Collection entries
- - - -

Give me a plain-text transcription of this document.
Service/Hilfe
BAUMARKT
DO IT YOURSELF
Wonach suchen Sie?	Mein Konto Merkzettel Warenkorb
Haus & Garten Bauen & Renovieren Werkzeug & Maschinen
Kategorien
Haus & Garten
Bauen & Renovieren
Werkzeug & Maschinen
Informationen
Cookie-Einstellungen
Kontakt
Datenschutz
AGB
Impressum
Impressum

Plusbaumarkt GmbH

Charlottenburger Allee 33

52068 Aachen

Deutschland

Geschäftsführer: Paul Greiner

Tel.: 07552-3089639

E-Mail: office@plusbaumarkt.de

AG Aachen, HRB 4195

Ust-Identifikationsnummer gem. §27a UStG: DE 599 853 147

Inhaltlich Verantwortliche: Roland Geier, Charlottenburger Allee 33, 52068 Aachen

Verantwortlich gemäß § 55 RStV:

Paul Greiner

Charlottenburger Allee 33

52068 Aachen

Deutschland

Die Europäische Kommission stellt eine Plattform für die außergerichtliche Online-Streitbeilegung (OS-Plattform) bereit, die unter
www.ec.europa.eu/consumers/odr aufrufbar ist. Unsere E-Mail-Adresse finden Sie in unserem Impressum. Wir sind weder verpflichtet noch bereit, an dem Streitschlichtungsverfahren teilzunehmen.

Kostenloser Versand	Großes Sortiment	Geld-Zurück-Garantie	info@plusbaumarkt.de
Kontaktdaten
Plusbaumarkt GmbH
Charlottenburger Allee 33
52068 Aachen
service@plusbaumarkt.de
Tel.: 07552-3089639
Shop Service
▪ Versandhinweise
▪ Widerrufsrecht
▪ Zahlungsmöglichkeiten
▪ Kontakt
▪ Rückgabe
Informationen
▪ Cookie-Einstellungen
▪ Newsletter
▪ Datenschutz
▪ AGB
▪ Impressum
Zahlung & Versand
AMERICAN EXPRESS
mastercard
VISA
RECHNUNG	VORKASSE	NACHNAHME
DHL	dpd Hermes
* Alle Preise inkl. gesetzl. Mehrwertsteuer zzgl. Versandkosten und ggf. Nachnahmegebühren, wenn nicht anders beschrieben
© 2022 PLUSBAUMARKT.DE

- - - -

Please restate the data word for word, every record included.

Give me a plain-text transcription of this document.
Service/Hilfe
BAUMARKT
DO IT YOURSELF
Wonach suchen Sie?	Mein Konto Merkzettel Warenkorb
Haus & Garten Bauen & Renovieren Werkzeug & Maschinen
Kategorien
Haus & Garten
Bauen & Renovieren
Werkzeug & Maschinen
Informationen
Cookie-Einstellungen
Kontakt
Datenschutz
AGB
Impressum
Impressum

Plusbaumarkt GmbH

Charlottenburger Allee 33

52068 Aachen

Deutschland

Geschäftsführer: Paul Greiner

Tel.: 07552-3089639

E-Mail: office@plusbaumarkt.de

AG Aachen, HRB 4195

Ust-Identifikationsnummer gem. §27a UStG: DE 599 853 147

Inhaltlich Verantwortliche: Roland Geier, Charlottenburger Allee 33, 52068 Aachen

Verantwortlich gemäß § 55 RStV:

Paul Greiner

Charlottenburger Allee 33

52068 Aachen

Deutschland

Die Europäische Kommission stellt eine Plattform für die außergerichtliche Online-Streitbeilegung (OS-Plattform) bereit, die unter
www.ec.europa.eu/consumers/odr aufrufbar ist. Unsere E-Mail-Adresse finden Sie in unserem Impressum. Wir sind weder verpflichtet noch bereit, an dem Streitschlichtungsverfahren teilzunehmen.

Kostenloser Versand	Großes Sortiment	Geld-Zurück-Garantie	info@plusbaumarkt.de
Kontaktdaten
Plusbaumarkt GmbH
Charlottenburger Allee 33
52068 Aachen
service@plusbaumarkt.de
Tel.: 07552-3089639
Shop Service
▪ Versandhinweise
▪ Widerrufsrecht
▪ Zahlungsmöglichkeiten
▪ Kontakt
▪ Rückgabe
Informationen
▪ Cookie-Einstellungen
▪ Newsletter
▪ Datenschutz
▪ AGB
▪ Impressum
Zahlung & Versand
AMERICAN EXPRESS
mastercard
VISA
RECHNUNG	VORKASSE	NACHNAHME
DHL	dpd Hermes
* Alle Preise inkl. gesetzl. Mehrwertsteuer zzgl. Versandkosten und ggf. Nachnahmegebühren, wenn nicht anders beschrieben
© 2022 PLUSBAUMARKT.DE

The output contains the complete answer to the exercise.